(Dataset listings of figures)

——————————

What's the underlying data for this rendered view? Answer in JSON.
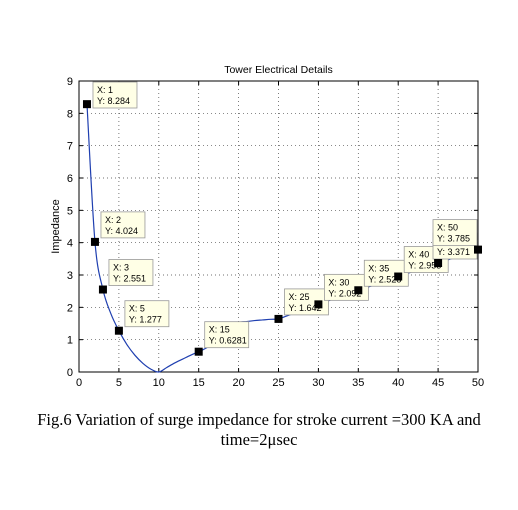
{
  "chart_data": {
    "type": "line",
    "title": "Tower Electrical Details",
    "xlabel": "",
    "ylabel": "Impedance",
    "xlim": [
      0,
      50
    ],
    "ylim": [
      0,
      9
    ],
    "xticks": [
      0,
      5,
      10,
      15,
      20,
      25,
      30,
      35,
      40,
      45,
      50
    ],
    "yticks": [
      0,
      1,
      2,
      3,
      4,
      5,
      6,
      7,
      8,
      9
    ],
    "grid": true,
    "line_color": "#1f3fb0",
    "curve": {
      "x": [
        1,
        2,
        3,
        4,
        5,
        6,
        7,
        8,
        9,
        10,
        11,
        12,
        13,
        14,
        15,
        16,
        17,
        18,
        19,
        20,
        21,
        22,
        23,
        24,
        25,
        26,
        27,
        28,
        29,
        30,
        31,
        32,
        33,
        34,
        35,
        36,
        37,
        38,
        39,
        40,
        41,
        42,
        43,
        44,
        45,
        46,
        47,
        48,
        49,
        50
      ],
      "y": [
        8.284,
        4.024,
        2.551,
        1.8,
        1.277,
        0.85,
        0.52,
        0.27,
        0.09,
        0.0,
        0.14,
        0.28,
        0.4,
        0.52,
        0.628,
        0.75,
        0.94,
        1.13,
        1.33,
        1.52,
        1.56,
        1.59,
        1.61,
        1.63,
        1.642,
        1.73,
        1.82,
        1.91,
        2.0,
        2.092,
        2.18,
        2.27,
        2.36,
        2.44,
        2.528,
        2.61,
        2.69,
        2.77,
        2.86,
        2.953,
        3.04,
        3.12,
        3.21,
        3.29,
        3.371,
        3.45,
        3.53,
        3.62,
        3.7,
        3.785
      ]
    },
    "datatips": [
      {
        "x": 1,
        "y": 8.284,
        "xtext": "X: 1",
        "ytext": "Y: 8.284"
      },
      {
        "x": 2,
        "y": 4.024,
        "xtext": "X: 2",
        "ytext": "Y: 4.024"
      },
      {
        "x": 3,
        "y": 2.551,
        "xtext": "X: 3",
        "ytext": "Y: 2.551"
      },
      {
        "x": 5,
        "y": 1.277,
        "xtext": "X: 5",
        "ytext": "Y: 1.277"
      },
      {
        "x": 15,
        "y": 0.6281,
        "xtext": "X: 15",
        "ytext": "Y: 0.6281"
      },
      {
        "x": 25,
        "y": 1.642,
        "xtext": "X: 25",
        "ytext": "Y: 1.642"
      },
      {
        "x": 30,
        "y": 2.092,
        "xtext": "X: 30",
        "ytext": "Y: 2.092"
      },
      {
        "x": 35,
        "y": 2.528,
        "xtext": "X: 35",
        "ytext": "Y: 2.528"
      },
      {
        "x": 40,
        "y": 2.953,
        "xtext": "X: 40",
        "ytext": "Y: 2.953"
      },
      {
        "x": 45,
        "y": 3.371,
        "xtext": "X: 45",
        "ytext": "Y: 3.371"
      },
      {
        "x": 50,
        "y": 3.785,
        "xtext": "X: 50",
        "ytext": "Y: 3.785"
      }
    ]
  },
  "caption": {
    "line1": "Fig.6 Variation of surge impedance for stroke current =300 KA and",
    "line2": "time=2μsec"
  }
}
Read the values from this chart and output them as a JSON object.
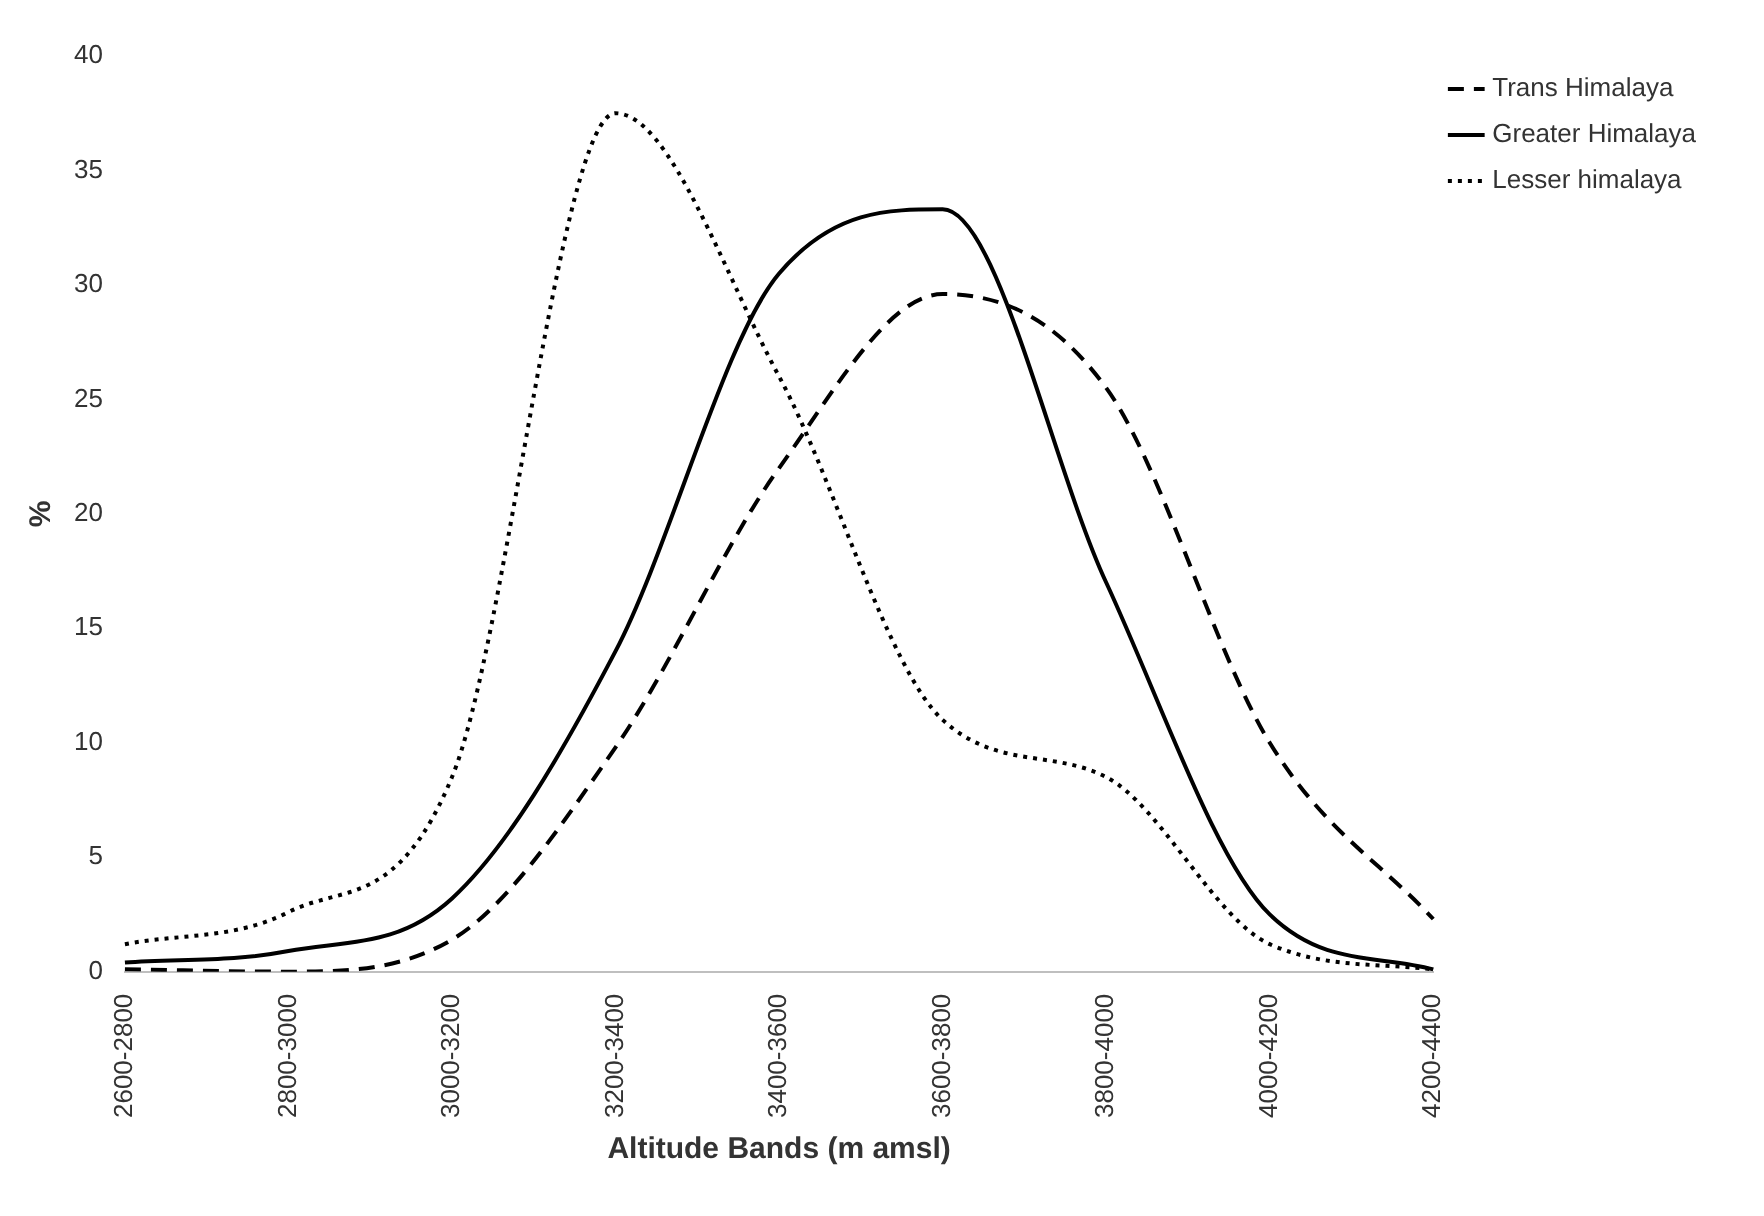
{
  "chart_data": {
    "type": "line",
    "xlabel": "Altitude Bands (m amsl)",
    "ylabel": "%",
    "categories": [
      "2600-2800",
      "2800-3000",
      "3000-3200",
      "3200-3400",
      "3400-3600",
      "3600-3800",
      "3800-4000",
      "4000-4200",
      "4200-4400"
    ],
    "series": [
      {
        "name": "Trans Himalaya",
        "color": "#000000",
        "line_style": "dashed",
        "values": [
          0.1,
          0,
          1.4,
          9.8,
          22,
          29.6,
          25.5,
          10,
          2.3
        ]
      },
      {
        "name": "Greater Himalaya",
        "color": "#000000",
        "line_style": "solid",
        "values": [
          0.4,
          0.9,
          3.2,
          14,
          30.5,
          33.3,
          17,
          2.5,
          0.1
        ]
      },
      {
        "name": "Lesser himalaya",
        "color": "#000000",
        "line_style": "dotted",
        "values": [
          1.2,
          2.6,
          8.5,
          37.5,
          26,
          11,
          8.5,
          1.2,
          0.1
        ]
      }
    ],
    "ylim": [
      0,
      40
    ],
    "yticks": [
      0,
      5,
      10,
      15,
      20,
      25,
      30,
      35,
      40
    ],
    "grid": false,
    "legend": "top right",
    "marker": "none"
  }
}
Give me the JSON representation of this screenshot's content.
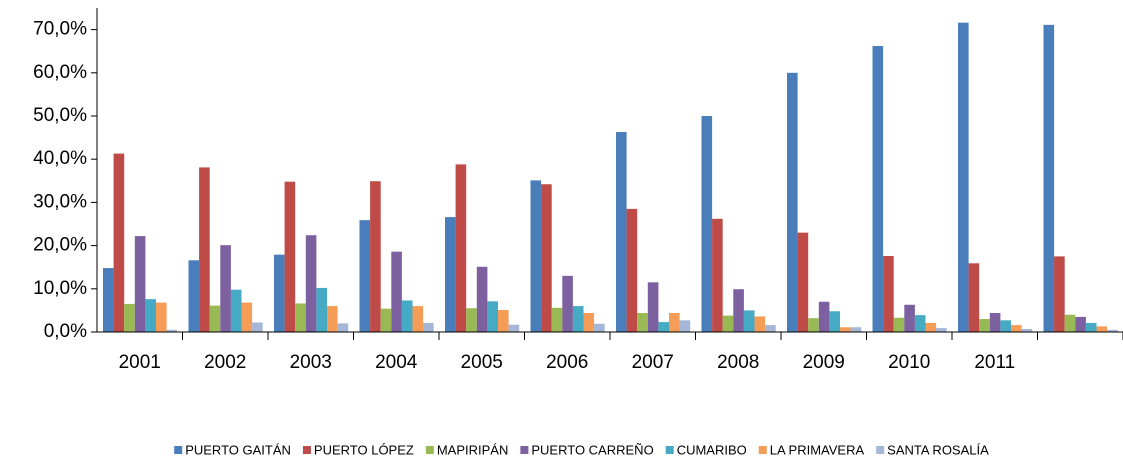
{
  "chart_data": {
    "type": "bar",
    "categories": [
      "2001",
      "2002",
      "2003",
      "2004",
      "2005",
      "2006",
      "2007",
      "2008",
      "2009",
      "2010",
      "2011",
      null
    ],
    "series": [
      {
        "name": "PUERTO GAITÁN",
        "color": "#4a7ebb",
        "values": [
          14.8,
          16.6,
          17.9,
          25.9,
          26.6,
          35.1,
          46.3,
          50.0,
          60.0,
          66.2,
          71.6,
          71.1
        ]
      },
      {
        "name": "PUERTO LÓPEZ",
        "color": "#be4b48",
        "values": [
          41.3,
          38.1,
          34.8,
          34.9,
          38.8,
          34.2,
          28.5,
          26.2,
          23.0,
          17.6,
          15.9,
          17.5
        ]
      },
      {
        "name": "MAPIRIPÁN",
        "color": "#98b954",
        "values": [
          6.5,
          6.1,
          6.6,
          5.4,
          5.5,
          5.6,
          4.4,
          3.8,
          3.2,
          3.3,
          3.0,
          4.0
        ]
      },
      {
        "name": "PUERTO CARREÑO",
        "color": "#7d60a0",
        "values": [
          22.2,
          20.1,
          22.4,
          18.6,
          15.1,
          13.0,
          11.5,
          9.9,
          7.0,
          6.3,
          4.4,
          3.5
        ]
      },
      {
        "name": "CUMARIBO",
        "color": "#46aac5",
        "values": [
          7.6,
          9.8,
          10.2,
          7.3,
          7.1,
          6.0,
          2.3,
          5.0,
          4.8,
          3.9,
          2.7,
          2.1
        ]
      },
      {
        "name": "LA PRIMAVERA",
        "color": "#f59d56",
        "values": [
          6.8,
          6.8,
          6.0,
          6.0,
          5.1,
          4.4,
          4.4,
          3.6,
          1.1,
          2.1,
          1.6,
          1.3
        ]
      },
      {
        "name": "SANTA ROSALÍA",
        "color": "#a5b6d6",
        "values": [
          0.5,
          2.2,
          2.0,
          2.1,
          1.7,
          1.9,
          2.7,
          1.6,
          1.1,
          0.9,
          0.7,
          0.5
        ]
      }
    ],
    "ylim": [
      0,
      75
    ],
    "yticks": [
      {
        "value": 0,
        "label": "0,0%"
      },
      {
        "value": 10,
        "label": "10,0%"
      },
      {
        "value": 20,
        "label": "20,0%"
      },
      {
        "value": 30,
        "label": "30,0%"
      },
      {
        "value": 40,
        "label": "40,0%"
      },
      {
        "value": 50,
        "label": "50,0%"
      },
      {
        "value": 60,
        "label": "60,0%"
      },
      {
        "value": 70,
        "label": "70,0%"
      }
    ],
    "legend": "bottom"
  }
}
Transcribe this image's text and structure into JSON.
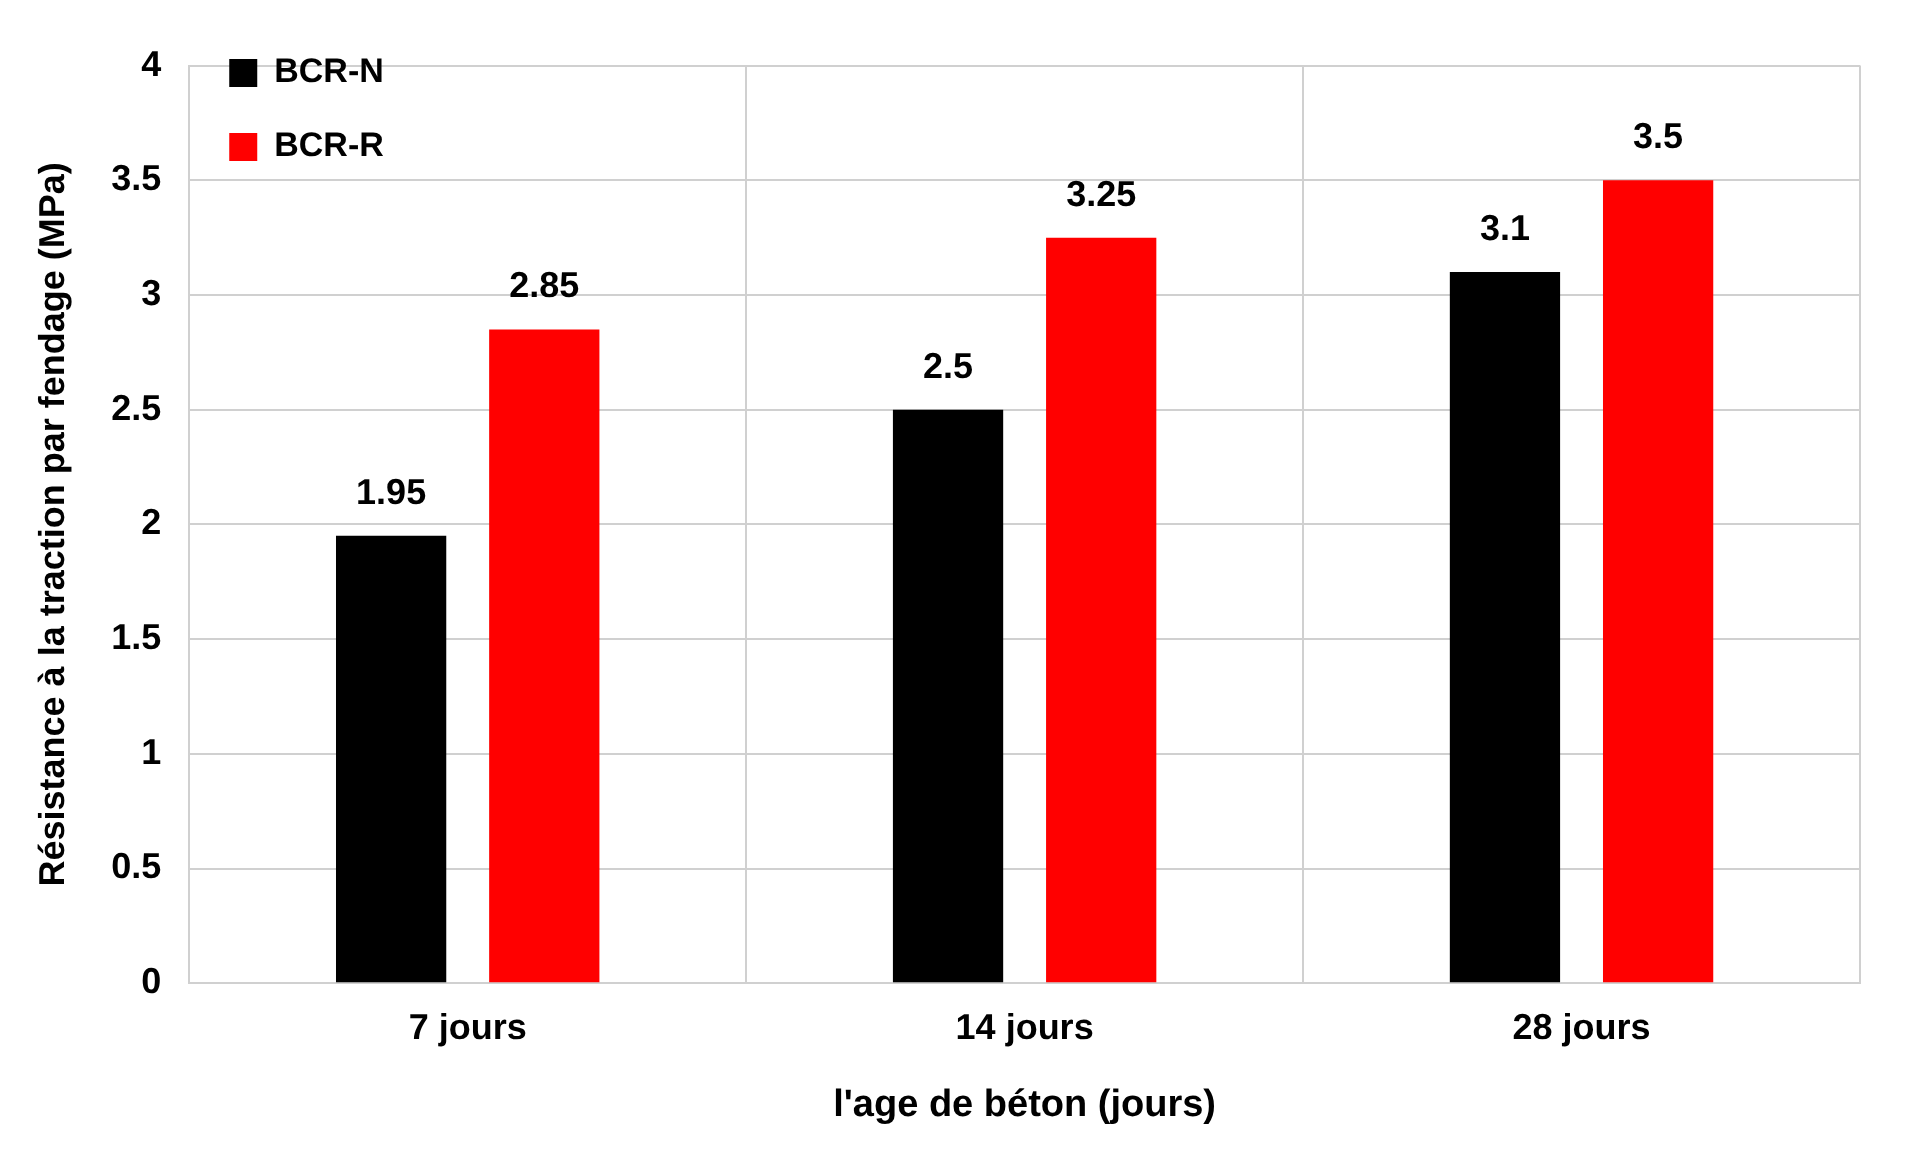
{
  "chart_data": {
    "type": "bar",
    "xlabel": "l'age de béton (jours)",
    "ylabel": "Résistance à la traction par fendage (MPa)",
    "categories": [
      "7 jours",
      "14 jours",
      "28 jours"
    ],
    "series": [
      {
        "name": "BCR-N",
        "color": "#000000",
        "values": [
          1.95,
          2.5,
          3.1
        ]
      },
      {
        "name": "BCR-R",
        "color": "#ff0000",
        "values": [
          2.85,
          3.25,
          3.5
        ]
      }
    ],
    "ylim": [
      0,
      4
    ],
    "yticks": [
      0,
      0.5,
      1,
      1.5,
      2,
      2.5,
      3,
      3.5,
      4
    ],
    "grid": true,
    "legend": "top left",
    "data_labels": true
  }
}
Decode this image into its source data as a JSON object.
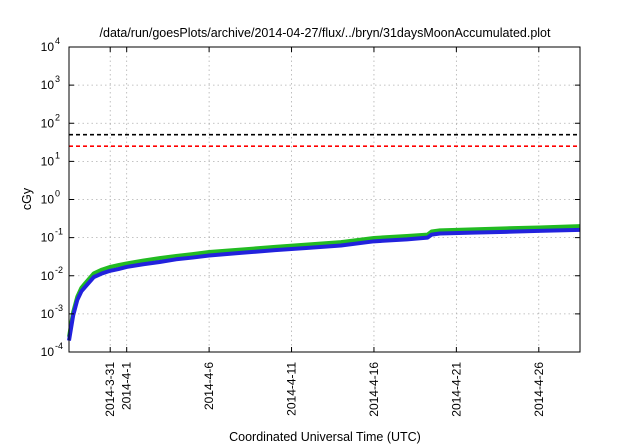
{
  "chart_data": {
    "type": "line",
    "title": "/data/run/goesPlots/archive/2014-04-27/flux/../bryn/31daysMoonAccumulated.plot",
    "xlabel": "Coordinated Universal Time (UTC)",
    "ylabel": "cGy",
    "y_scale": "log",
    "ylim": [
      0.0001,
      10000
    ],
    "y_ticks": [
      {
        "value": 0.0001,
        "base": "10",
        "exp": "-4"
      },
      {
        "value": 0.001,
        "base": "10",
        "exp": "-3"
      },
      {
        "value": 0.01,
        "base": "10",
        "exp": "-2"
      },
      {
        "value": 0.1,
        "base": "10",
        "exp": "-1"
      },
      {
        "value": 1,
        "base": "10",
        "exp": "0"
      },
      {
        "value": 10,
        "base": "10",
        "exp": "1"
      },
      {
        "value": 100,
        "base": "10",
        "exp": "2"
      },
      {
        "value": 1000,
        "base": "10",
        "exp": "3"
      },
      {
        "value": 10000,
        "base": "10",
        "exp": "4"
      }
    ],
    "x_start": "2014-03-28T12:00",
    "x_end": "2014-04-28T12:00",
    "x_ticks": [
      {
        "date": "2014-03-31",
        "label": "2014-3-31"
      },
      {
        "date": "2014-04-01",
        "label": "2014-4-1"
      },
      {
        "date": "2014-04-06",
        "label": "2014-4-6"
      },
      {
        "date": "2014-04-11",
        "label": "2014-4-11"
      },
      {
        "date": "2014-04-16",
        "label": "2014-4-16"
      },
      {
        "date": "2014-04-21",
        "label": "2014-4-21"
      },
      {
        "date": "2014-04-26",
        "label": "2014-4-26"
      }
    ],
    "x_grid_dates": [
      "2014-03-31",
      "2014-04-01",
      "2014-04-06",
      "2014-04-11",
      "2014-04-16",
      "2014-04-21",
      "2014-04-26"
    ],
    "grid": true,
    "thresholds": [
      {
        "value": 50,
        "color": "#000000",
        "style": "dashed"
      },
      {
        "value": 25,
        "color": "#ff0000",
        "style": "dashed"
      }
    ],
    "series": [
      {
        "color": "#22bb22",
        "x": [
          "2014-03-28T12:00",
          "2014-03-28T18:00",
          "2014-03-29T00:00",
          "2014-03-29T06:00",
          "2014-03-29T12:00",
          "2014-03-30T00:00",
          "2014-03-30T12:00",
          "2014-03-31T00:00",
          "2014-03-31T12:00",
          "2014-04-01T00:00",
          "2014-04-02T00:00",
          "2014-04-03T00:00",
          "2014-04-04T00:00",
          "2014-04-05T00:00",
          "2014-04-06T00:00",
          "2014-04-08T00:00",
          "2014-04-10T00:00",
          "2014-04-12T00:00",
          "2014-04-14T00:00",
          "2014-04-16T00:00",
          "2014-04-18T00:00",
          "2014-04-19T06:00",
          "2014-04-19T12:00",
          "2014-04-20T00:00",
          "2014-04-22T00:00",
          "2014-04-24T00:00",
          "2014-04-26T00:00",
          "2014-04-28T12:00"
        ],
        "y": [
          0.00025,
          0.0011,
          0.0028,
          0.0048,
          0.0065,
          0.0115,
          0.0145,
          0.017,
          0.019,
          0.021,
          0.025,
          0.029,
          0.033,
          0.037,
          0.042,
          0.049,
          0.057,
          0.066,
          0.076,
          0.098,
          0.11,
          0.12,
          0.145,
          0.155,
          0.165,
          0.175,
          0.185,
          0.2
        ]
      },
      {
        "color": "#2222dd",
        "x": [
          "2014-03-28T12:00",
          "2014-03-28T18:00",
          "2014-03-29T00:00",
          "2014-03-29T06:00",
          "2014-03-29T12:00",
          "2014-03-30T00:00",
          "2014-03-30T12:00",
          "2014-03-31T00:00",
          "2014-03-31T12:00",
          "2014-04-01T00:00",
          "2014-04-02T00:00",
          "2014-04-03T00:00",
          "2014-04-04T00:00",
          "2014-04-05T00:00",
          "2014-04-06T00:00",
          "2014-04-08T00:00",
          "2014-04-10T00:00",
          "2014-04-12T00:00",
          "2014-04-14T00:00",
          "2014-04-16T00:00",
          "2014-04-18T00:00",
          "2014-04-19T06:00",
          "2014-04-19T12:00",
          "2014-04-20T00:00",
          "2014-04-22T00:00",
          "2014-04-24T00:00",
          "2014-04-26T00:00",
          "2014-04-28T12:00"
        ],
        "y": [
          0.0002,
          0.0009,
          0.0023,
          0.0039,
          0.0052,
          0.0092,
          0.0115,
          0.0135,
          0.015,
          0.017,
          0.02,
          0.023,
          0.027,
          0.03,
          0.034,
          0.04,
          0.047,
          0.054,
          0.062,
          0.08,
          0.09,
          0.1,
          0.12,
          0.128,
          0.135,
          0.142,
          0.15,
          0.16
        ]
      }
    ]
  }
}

——————————

• JOB: Search the listing for the string "legend". Copy each line where it turns up.

• COMPLETE ANSWER:
    "legend": "top right",
    "legend": "bottom"
    "legend": "top left",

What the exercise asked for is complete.